# Start of ENTRIES

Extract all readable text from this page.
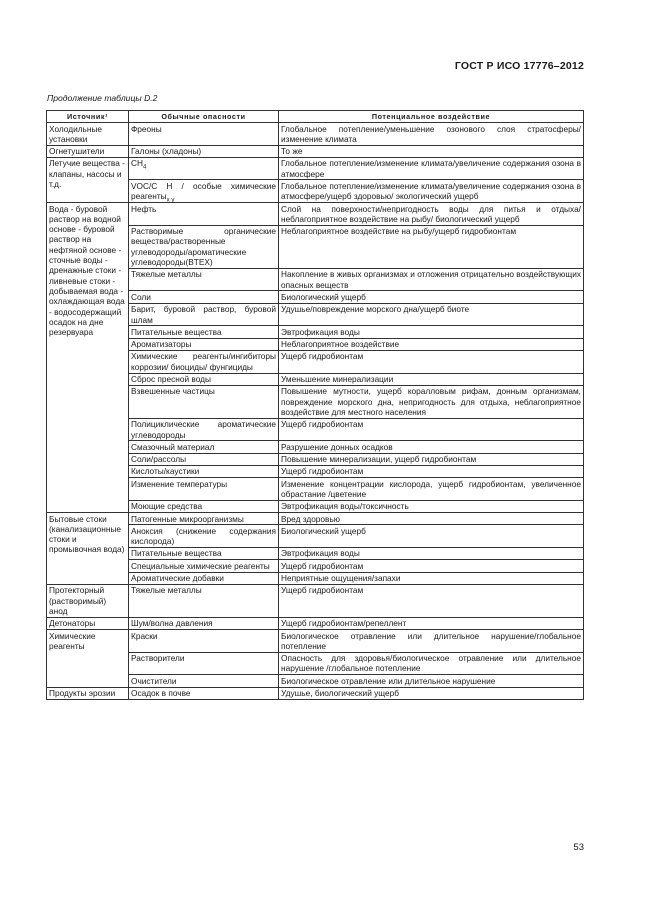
ГОСТ Р ИСО 17776–2012
Продолжение таблицы D.2
Источник¹	Обычные опасности	Потенциальное воздействие
Холодильные установки	Фреоны	Глобальное потепление/уменьшение озонового слоя стратосферы/изменение климата
Огнетушители	Галоны (хладоны)	То же
Летучие вещества - клапаны, насосы и т.д.	$CH_4$	Глобальное потепление/изменение климата/увеличение содержания озона в атмосфере
	VOC/C H / особые химические реагенты$_{x y}$	Глобальное потепление/изменение климата/увеличение содержания озона в атмосфере/ущерб здоровью/ экологический ущерб
Вода - буровой раствор на водной основе - буровой раствор на нефтяной основе - сточные воды - дренажные стоки - ливневые стоки - добываемая вода - охлаждающая вода - водосодержащий осадок на дне резервуара	Нефть	Слой на поверхности/непригодность воды для питья и отдыха/неблагоприятное воздействие на рыбу/ биологический ущерб
	Растворимые органические вещества/растворенные углеводороды/ароматические углеводороды(BTEX)	Неблагоприятное воздействие на рыбу/ущерб гидробионтам
	Тяжелые металлы	Накопление в живых организмах и отложения отрицательно воздействующих опасных веществ
	Соли	Биологический ущерб
	Барит, буровой раствор, буровой шлам	Удушье/повреждение морского дна/ущерб биоте
	Питательные вещества	Эвтрофикация воды
	Ароматизаторы	Неблагоприятное воздействие
	Химические реагенты/ингибиторы коррозии/ биоциды/ фунгициды	Ущерб гидробионтам
	Сброс пресной воды	Уменьшение минерализации
	Взвешенные частицы	Повышение мутности, ущерб коралловым рифам, донным организмам, повреждение морского дна, непригодность для отдыха, неблагоприятное воздействие для местного населения
	Полициклические ароматические углеводороды	Ущерб гидробионтам
	Смазочный материал	Разрушение донных осадков
	Соли/рассолы	Повышение минерализации, ущерб гидробионтам
	Кислоты/каустики	Ущерб гидробионтам
	Изменение температуры	Изменение концентрации кислорода, ущерб гидробионтам, увеличенное обрастание /цветение
	Моющие средства	Эвтрофикация воды/токсичность
Бытовые стоки (канализационные стоки и промывочная вода)	Патогенные микроорганизмы	Вред здоровью
	Аноксия (снижение содержания кислорода)	Биологический ущерб
	Питательные вещества	Эвтрофикация воды
	Специальные химические реагенты	Ущерб гидробионтам
	Ароматические добавки	Неприятные ощущения/запахи
Протекторный (растворимый) анод	Тяжелые металлы	Ущерб гидробионтам
Детонаторы	Шум/волна давления	Ущерб гидробионтам/репеллент
Химические реагенты	Краски	Биологическое отравление или длительное нарушение/глобальное потепление
	Растворители	Опасность для здоровья/биологическое отравление или длительное нарушение /глобальное потепление
	Очистители	Биологическое отравление или длительное нарушение
Продукты эрозии	Осадок в почве	Удушье, биологический ущерб
53
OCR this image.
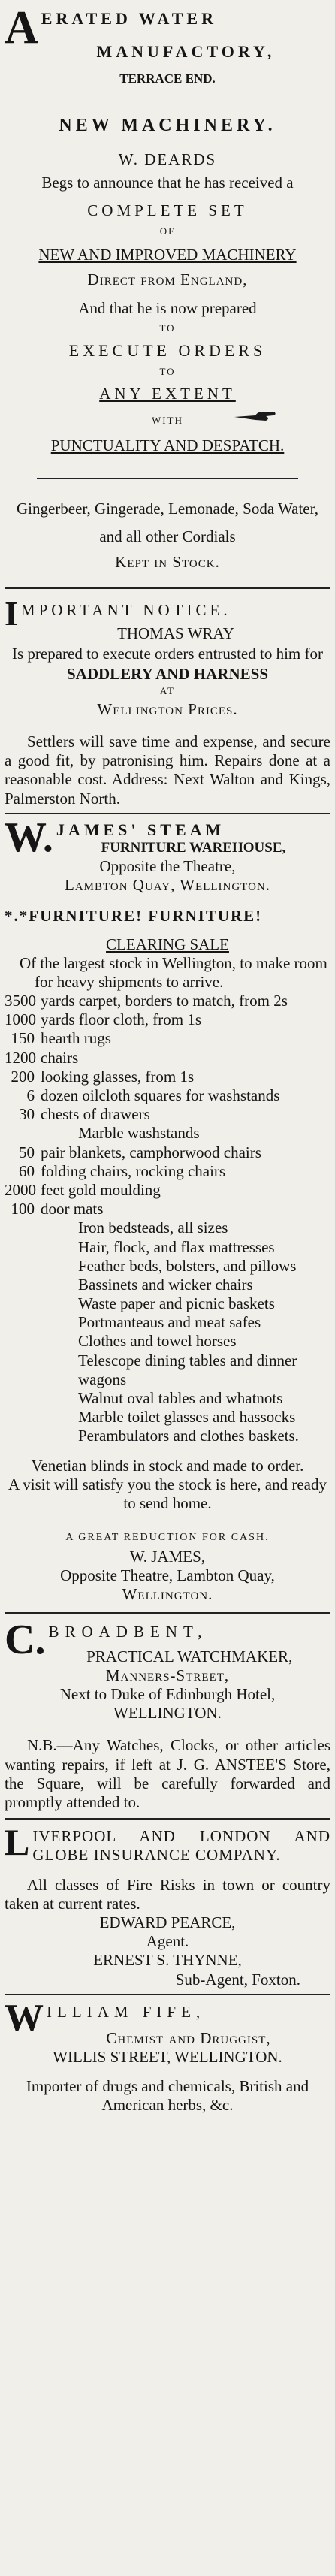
A ERATED WATER
MANUFACTORY,
TERRACE END.
NEW MACHINERY.
W. DEARDS
Begs to announce that he has received a
COMPLETE SET
OF
NEW AND IMPROVED MACHINERY
Direct from England,
And that he is now prepared
TO
EXECUTE ORDERS
TO
ANY EXTENT
WITH
PUNCTUALITY AND DESPATCH.
Gingerbeer, Gingerade, Lemonade, Soda Water, and all other Cordials
Kept in Stock.
I MPORTANT NOTICE.
THOMAS WRAY
Is prepared to execute orders entrusted to him for
SADDLERY AND HARNESS
AT
Wellington Prices.
Settlers will save time and expense, and secure a good fit, by patronising him. Repairs done at a reasonable cost. Address: Next Walton and Kings, Palmerston North.
W. JAMES' STEAM
FURNITURE WAREHOUSE,
Opposite the Theatre,
Lambton Quay, Wellington.
*.*FURNITURE! FURNITURE!
CLEARING SALE
Of the largest stock in Wellington, to make room for heavy shipments to arrive.
3500 yards carpet, borders to match, from 2s
1000 yards floor cloth, from 1s
150 hearth rugs
1200 chairs
200 looking glasses, from 1s
6 dozen oilcloth squares for washstands
30 chests of drawers
Marble washstands
50 pair blankets, camphorwood chairs
60 folding chairs, rocking chairs
2000 feet gold moulding
100 door mats
Iron bedsteads, all sizes
Hair, flock, and flax mattresses
Feather beds, bolsters, and pillows
Bassinets and wicker chairs
Waste paper and picnic baskets
Portmanteaus and meat safes
Clothes and towel horses
Telescope dining tables and dinner wagons
Walnut oval tables and whatnots
Marble toilet glasses and hassocks
Perambulators and clothes baskets.
Venetian blinds in stock and made to order.
A visit will satisfy you the stock is here, and ready to send home.
A GREAT REDUCTION FOR CASH.
W. JAMES,
Opposite Theatre, Lambton Quay,
Wellington.
C. BROADBENT,
PRACTICAL WATCHMAKER,
Manners-Street,
Next to Duke of Edinburgh Hotel,
WELLINGTON.
N.B.—Any Watches, Clocks, or other articles wanting repairs, if left at J. G. ANSTEE'S Store, the Square, will be carefully forwarded and promptly attended to.
L IVERPOOL AND LONDON AND GLOBE INSURANCE COMPANY.
All classes of Fire Risks in town or country taken at current rates.
EDWARD PEARCE,
Agent.
ERNEST S. THYNNE,
Sub-Agent, Foxton.
W ILLIAM FIFE,
Chemist and Druggist,
WILLIS STREET, WELLINGTON.
Importer of drugs and chemicals, British and American herbs, &c.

# End of ENTRIES

EXERCISE DIRECTIONS = Output the data exactly. Pictures don't belong in the result.

SOLVED EXERCISE =
Extract all readable text from this page.
ГОСТ Р ИСО 17776–2012
Продолжение таблицы D.2
Источник¹	Обычные опасности	Потенциальное воздействие
Холодильные установки	Фреоны	Глобальное потепление/уменьшение озонового слоя стратосферы/изменение климата
Огнетушители	Галоны (хладоны)	То же
Летучие вещества - клапаны, насосы и т.д.	$CH_4$	Глобальное потепление/изменение климата/увеличение содержания озона в атмосфере
	VOC/C H / особые химические реагенты$_{x y}$	Глобальное потепление/изменение климата/увеличение содержания озона в атмосфере/ущерб здоровью/ экологический ущерб
Вода - буровой раствор на водной основе - буровой раствор на нефтяной основе - сточные воды - дренажные стоки - ливневые стоки - добываемая вода - охлаждающая вода - водосодержащий осадок на дне резервуара	Нефть	Слой на поверхности/непригодность воды для питья и отдыха/неблагоприятное воздействие на рыбу/ биологический ущерб
	Растворимые органические вещества/растворенные углеводороды/ароматические углеводороды(BTEX)	Неблагоприятное воздействие на рыбу/ущерб гидробионтам
	Тяжелые металлы	Накопление в живых организмах и отложения отрицательно воздействующих опасных веществ
	Соли	Биологический ущерб
	Барит, буровой раствор, буровой шлам	Удушье/повреждение морского дна/ущерб биоте
	Питательные вещества	Эвтрофикация воды
	Ароматизаторы	Неблагоприятное воздействие
	Химические реагенты/ингибиторы коррозии/ биоциды/ фунгициды	Ущерб гидробионтам
	Сброс пресной воды	Уменьшение минерализации
	Взвешенные частицы	Повышение мутности, ущерб коралловым рифам, донным организмам, повреждение морского дна, непригодность для отдыха, неблагоприятное воздействие для местного населения
	Полициклические ароматические углеводороды	Ущерб гидробионтам
	Смазочный материал	Разрушение донных осадков
	Соли/рассолы	Повышение минерализации, ущерб гидробионтам
	Кислоты/каустики	Ущерб гидробионтам
	Изменение температуры	Изменение концентрации кислорода, ущерб гидробионтам, увеличенное обрастание /цветение
	Моющие средства	Эвтрофикация воды/токсичность
Бытовые стоки (канализационные стоки и промывочная вода)	Патогенные микроорганизмы	Вред здоровью
	Аноксия (снижение содержания кислорода)	Биологический ущерб
	Питательные вещества	Эвтрофикация воды
	Специальные химические реагенты	Ущерб гидробионтам
	Ароматические добавки	Неприятные ощущения/запахи
Протекторный (растворимый) анод	Тяжелые металлы	Ущерб гидробионтам
Детонаторы	Шум/волна давления	Ущерб гидробионтам/репеллент
Химические реагенты	Краски	Биологическое отравление или длительное нарушение/глобальное потепление
	Растворители	Опасность для здоровья/биологическое отравление или длительное нарушение /глобальное потепление
	Очистители	Биологическое отравление или длительное нарушение
Продукты эрозии	Осадок в почве	Удушье, биологический ущерб
53
OCR this image.
A ERATED WATER
MANUFACTORY,
TERRACE END.
NEW MACHINERY.
W. DEARDS
Begs to announce that he has received a
COMPLETE SET
OF
NEW AND IMPROVED MACHINERY
Direct from England,
And that he is now prepared
TO
EXECUTE ORDERS
TO
ANY EXTENT
WITH
PUNCTUALITY AND DESPATCH.
Gingerbeer, Gingerade, Lemonade, Soda Water, and all other Cordials
Kept in Stock.
I MPORTANT NOTICE.
THOMAS WRAY
Is prepared to execute orders entrusted to him for
SADDLERY AND HARNESS
AT
Wellington Prices.
Settlers will save time and expense, and secure a good fit, by patronising him. Repairs done at a reasonable cost. Address: Next Walton and Kings, Palmerston North.
W. JAMES' STEAM
FURNITURE WAREHOUSE,
Opposite the Theatre,
Lambton Quay, Wellington.
*.*FURNITURE! FURNITURE!
CLEARING SALE
Of the largest stock in Wellington, to make room for heavy shipments to arrive.
3500 yards carpet, borders to match, from 2s
1000 yards floor cloth, from 1s
150 hearth rugs
1200 chairs
200 looking glasses, from 1s
6 dozen oilcloth squares for washstands
30 chests of drawers
Marble washstands
50 pair blankets, camphorwood chairs
60 folding chairs, rocking chairs
2000 feet gold moulding
100 door mats
Iron bedsteads, all sizes
Hair, flock, and flax mattresses
Feather beds, bolsters, and pillows
Bassinets and wicker chairs
Waste paper and picnic baskets
Portmanteaus and meat safes
Clothes and towel horses
Telescope dining tables and dinner wagons
Walnut oval tables and whatnots
Marble toilet glasses and hassocks
Perambulators and clothes baskets.
Venetian blinds in stock and made to order.
A visit will satisfy you the stock is here, and ready to send home.
A GREAT REDUCTION FOR CASH.
W. JAMES,
Opposite Theatre, Lambton Quay,
Wellington.
C. BROADBENT,
PRACTICAL WATCHMAKER,
Manners-Street,
Next to Duke of Edinburgh Hotel,
WELLINGTON.
N.B.—Any Watches, Clocks, or other articles wanting repairs, if left at J. G. ANSTEE'S Store, the Square, will be carefully forwarded and promptly attended to.
L IVERPOOL AND LONDON AND GLOBE INSURANCE COMPANY.
All classes of Fire Risks in town or country taken at current rates.
EDWARD PEARCE,
Agent.
ERNEST S. THYNNE,
Sub-Agent, Foxton.
W ILLIAM FIFE,
Chemist and Druggist,
WILLIS STREET, WELLINGTON.
Importer of drugs and chemicals, British and American herbs, &c.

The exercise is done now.